GIVEN PASSAGE -
◆ ◆ ◆ ◆

1. A method has been developed whereby gastric glands can be obtained from biopsies taken from the human gastric mucosa.

2. Minced pieces of the mucosa incubated with collagenase (1 mg/ml) for 2 h yielded a fraction rich in isolated glands. Shorter incubation with collagenase produced larger chunks of tissue, whereas longer incubation resulted in many free cells which were less responsive to dibutyryl-cAMP and histamine; electron microscopy revealed the presence of mucous neck cells, parietal cells, zymogen cells and endocrine cells in the glands. Most of the cells appeared normal, but some of them were vacuolized. Acid secretion in these human glands was determined by the [14C]aminopyrine accumulation technique.

◆ ◆ ◆ ◆

INFORMATION SHOWN -
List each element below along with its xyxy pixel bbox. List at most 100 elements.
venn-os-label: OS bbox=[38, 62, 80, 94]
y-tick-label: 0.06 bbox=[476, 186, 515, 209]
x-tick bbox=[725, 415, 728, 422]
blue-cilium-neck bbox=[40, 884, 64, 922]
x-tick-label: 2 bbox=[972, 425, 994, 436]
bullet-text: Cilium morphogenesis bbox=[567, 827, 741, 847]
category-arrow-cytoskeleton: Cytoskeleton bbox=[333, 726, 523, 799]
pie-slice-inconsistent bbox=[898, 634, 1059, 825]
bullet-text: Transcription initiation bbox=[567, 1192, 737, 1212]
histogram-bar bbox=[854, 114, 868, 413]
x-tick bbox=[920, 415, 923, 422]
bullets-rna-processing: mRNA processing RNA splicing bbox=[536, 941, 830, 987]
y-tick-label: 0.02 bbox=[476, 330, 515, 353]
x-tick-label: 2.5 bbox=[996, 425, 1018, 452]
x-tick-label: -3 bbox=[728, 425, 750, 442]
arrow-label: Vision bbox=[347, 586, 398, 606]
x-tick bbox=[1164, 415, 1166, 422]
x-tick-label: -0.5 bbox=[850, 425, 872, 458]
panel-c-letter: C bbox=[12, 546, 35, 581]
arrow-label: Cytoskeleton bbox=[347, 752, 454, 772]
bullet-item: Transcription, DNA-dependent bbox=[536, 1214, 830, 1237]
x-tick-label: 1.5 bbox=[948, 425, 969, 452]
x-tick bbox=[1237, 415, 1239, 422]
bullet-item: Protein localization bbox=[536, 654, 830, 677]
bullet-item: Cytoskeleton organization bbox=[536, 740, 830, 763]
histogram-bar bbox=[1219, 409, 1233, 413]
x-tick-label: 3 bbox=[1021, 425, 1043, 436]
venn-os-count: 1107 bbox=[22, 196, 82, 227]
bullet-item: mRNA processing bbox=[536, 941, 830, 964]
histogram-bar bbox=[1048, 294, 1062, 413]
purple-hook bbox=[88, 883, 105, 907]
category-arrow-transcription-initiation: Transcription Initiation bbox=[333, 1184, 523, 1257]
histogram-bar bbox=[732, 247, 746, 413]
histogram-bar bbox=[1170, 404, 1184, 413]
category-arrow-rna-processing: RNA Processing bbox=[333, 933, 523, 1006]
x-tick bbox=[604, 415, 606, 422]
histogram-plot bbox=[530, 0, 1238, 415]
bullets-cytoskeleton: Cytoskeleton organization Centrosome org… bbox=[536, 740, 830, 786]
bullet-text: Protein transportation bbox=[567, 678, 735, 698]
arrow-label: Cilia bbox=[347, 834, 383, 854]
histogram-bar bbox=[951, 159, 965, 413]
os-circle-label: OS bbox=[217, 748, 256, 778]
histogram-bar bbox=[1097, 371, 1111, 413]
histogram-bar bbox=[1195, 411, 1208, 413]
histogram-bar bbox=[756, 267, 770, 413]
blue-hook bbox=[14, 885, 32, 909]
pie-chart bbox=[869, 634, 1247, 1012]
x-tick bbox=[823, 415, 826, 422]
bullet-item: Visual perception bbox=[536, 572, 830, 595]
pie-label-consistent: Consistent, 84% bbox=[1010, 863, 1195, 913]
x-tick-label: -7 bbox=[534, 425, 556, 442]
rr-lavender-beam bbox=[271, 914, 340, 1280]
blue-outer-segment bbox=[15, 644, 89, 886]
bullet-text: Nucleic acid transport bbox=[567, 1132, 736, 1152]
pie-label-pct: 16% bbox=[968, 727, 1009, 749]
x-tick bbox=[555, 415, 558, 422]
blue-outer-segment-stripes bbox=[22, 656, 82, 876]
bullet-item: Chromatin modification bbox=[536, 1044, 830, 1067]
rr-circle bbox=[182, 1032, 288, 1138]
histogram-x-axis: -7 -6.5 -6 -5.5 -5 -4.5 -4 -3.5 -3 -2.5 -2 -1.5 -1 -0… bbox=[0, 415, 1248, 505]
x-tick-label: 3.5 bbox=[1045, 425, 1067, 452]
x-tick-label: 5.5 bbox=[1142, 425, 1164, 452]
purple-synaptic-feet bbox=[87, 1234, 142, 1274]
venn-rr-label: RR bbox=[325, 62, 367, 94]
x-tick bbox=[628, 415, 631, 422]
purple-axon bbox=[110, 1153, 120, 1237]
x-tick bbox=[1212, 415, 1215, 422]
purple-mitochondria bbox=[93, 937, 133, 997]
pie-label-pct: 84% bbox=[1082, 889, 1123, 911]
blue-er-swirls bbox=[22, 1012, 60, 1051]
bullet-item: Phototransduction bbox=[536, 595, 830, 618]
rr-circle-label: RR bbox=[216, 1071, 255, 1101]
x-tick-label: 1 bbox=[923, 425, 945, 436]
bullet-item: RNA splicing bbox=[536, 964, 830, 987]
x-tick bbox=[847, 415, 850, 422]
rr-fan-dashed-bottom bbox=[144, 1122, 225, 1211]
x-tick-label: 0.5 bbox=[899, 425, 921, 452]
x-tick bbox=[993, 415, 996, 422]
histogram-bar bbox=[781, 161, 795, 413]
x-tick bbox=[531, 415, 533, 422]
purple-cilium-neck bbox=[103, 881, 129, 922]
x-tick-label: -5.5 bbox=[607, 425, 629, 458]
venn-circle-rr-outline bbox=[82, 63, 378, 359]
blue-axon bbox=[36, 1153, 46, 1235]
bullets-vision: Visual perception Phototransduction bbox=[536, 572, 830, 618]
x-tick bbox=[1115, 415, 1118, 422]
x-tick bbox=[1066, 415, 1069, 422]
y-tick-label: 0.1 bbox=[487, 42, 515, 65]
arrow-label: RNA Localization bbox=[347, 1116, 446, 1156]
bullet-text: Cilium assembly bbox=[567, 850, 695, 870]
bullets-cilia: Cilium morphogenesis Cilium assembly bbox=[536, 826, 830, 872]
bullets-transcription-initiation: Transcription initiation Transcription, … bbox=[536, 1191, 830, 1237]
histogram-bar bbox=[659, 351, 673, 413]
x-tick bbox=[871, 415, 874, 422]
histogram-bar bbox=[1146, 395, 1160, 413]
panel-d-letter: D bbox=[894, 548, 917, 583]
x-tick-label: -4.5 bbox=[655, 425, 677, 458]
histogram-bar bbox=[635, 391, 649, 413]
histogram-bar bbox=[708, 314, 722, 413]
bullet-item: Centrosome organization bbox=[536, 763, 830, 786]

◆ ◆ ◆ ◆

TASKS TO COMPLETE -
1. Retype the gastric gland passage from "2. Minced pieces" to "[14C]aminopyrine accumulation technique.".
2. Translate this sentence from the gastric gland passage into Spanish: "Most of the cells appeared normal, but some of them were vacuolized."
3. According to the gastric gland passage, which cell types did electron microscopy reveal in the glands?

SOLVED PROBLEMS -
1.
2. Minced pieces of the mucosa incubated with collagenase (1 mg/ml) for 2 h yielded a fraction rich in isolated glands. Shorter incubation with collagenase produced larger chunks of tissue, whereas longer incubation resulted in many free cells which were less responsive to dibutyryl-cAMP and histamine; electron microscopy revealed the presence of mucous neck cells, parietal cells, zymogen cells and endocrine cells in the glands. Most of the cells appeared normal, but some of them were vacuolized. Acid secretion in these human glands was determined by the [14C]aminopyrine accumulation technique.

2. La mayoría de las células parecían normales, pero algunas de ellas estaban vacuolizadas.

3.
- mucous neck cells
- parietal cells
- zymogen cells
- endocrine cells